Your answer should be one number: how many lines of the data include the string "boundaries"?
════════════════════
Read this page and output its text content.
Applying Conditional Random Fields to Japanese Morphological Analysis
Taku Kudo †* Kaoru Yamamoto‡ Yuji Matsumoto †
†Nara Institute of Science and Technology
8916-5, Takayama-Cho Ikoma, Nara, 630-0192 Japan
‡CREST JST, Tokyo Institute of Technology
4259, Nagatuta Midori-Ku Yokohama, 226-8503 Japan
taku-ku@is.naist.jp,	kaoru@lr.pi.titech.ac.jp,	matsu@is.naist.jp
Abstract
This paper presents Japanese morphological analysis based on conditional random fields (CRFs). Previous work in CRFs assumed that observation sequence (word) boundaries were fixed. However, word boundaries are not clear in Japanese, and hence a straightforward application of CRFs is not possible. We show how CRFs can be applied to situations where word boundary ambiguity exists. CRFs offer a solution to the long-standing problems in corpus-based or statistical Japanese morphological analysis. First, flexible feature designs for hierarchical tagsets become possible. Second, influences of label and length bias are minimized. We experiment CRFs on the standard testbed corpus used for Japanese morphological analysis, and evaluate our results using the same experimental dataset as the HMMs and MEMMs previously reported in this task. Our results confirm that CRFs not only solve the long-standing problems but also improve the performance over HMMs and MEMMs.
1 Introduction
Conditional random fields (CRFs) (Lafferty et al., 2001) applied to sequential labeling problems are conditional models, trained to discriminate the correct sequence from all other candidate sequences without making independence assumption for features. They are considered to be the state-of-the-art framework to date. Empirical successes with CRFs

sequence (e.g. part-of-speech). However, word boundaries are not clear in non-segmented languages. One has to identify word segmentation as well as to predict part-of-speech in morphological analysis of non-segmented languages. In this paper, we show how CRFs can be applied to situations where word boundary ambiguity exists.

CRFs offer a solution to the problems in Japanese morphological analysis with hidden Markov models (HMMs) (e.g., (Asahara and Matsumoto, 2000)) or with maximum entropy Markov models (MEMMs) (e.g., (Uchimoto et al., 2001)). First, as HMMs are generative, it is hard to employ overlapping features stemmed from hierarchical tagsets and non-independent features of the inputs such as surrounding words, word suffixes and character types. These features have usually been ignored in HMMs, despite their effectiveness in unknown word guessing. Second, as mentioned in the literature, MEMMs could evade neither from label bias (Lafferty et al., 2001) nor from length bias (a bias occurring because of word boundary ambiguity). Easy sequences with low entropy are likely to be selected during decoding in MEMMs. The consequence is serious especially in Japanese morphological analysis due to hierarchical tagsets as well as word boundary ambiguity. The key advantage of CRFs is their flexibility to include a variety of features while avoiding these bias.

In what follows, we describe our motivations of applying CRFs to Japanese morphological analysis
════════════════════
◆ Response to the exercise
2